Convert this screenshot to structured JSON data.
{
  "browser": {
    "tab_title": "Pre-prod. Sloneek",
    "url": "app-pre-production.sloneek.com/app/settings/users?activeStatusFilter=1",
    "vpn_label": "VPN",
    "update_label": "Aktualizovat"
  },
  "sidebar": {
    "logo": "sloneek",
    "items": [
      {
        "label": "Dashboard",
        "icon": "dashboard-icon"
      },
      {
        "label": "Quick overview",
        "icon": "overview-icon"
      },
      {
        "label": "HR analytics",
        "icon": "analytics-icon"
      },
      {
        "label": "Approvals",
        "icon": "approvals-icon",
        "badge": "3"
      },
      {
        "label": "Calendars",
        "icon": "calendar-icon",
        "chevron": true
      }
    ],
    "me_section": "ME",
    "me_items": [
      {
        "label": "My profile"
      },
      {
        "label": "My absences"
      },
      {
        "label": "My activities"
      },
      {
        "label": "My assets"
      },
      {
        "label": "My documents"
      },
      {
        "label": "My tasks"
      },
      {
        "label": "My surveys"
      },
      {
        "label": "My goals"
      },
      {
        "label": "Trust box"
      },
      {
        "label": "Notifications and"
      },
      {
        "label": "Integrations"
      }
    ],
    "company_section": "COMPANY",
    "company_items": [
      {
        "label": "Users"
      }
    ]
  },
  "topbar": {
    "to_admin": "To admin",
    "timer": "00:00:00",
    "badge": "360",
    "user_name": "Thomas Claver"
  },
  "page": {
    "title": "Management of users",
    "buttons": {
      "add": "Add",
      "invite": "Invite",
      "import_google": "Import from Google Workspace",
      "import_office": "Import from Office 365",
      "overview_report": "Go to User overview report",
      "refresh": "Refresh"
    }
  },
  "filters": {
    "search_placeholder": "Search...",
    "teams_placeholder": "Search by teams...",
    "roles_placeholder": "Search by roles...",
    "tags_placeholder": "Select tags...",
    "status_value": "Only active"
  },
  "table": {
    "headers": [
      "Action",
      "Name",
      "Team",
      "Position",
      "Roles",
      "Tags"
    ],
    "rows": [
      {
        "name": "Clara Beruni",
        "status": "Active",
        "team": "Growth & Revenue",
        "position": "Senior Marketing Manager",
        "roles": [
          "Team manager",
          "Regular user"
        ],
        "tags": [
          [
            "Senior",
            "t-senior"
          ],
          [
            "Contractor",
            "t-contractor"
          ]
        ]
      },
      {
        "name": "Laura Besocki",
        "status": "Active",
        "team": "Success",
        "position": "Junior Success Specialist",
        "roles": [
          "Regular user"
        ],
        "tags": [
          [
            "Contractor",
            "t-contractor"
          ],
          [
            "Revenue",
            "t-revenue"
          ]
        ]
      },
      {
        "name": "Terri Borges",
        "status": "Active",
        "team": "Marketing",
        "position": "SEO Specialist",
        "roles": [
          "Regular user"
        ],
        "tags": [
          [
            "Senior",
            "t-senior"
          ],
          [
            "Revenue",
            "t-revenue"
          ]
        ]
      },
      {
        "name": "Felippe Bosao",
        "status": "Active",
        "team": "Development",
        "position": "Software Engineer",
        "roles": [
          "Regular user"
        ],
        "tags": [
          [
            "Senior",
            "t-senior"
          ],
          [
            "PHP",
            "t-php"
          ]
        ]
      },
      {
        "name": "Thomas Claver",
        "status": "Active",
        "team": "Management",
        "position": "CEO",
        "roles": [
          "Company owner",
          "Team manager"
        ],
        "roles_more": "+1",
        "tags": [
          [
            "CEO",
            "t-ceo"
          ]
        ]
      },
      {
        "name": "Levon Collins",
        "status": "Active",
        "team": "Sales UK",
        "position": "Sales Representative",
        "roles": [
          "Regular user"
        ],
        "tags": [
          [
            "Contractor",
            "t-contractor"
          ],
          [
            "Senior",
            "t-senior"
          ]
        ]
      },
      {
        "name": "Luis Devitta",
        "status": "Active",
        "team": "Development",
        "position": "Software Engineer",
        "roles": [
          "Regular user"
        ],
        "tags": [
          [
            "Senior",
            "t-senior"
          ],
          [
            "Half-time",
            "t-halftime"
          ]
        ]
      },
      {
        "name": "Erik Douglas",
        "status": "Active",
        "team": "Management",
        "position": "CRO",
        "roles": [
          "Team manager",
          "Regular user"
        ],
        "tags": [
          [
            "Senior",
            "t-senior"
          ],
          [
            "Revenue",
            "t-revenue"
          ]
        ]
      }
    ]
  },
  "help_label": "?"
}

- - - -

▸ GIVEN TASK: Reproduce each record exactly as it appears.

▸ EXERCISE ANSWER:
Convert this screenshot to structured JSON data.
{
  "browser": {
    "tab_title": "Pre-prod. Sloneek",
    "url": "app-pre-production.sloneek.com/app/settings/users?activeStatusFilter=1",
    "vpn_label": "VPN",
    "update_label": "Aktualizovat"
  },
  "sidebar": {
    "logo": "sloneek",
    "items": [
      {
        "label": "Dashboard",
        "icon": "dashboard-icon"
      },
      {
        "label": "Quick overview",
        "icon": "overview-icon"
      },
      {
        "label": "HR analytics",
        "icon": "analytics-icon"
      },
      {
        "label": "Approvals",
        "icon": "approvals-icon",
        "badge": "3"
      },
      {
        "label": "Calendars",
        "icon": "calendar-icon",
        "chevron": true
      }
    ],
    "me_section": "ME",
    "me_items": [
      {
        "label": "My profile"
      },
      {
        "label": "My absences"
      },
      {
        "label": "My activities"
      },
      {
        "label": "My assets"
      },
      {
        "label": "My documents"
      },
      {
        "label": "My tasks"
      },
      {
        "label": "My surveys"
      },
      {
        "label": "My goals"
      },
      {
        "label": "Trust box"
      },
      {
        "label": "Notifications and"
      },
      {
        "label": "Integrations"
      }
    ],
    "company_section": "COMPANY",
    "company_items": [
      {
        "label": "Users"
      }
    ]
  },
  "topbar": {
    "to_admin": "To admin",
    "timer": "00:00:00",
    "badge": "360",
    "user_name": "Thomas Claver"
  },
  "page": {
    "title": "Management of users",
    "buttons": {
      "add": "Add",
      "invite": "Invite",
      "import_google": "Import from Google Workspace",
      "import_office": "Import from Office 365",
      "overview_report": "Go to User overview report",
      "refresh": "Refresh"
    }
  },
  "filters": {
    "search_placeholder": "Search...",
    "teams_placeholder": "Search by teams...",
    "roles_placeholder": "Search by roles...",
    "tags_placeholder": "Select tags...",
    "status_value": "Only active"
  },
  "table": {
    "headers": [
      "Action",
      "Name",
      "Team",
      "Position",
      "Roles",
      "Tags"
    ],
    "rows": [
      {
        "name": "Clara Beruni",
        "status": "Active",
        "team": "Growth & Revenue",
        "position": "Senior Marketing Manager",
        "roles": [
          "Team manager",
          "Regular user"
        ],
        "tags": [
          [
            "Senior",
            "t-senior"
          ],
          [
            "Contractor",
            "t-contractor"
          ]
        ]
      },
      {
        "name": "Laura Besocki",
        "status": "Active",
        "team": "Success",
        "position": "Junior Success Specialist",
        "roles": [
          "Regular user"
        ],
        "tags": [
          [
            "Contractor",
            "t-contractor"
          ],
          [
            "Revenue",
            "t-revenue"
          ]
        ]
      },
      {
        "name": "Terri Borges",
        "status": "Active",
        "team": "Marketing",
        "position": "SEO Specialist",
        "roles": [
          "Regular user"
        ],
        "tags": [
          [
            "Senior",
            "t-senior"
          ],
          [
            "Revenue",
            "t-revenue"
          ]
        ]
      },
      {
        "name": "Felippe Bosao",
        "status": "Active",
        "team": "Development",
        "position": "Software Engineer",
        "roles": [
          "Regular user"
        ],
        "tags": [
          [
            "Senior",
            "t-senior"
          ],
          [
            "PHP",
            "t-php"
          ]
        ]
      },
      {
        "name": "Thomas Claver",
        "status": "Active",
        "team": "Management",
        "position": "CEO",
        "roles": [
          "Company owner",
          "Team manager"
        ],
        "roles_more": "+1",
        "tags": [
          [
            "CEO",
            "t-ceo"
          ]
        ]
      },
      {
        "name": "Levon Collins",
        "status": "Active",
        "team": "Sales UK",
        "position": "Sales Representative",
        "roles": [
          "Regular user"
        ],
        "tags": [
          [
            "Contractor",
            "t-contractor"
          ],
          [
            "Senior",
            "t-senior"
          ]
        ]
      },
      {
        "name": "Luis Devitta",
        "status": "Active",
        "team": "Development",
        "position": "Software Engineer",
        "roles": [
          "Regular user"
        ],
        "tags": [
          [
            "Senior",
            "t-senior"
          ],
          [
            "Half-time",
            "t-halftime"
          ]
        ]
      },
      {
        "name": "Erik Douglas",
        "status": "Active",
        "team": "Management",
        "position": "CRO",
        "roles": [
          "Team manager",
          "Regular user"
        ],
        "tags": [
          [
            "Senior",
            "t-senior"
          ],
          [
            "Revenue",
            "t-revenue"
          ]
        ]
      }
    ]
  },
  "help_label": "?"
}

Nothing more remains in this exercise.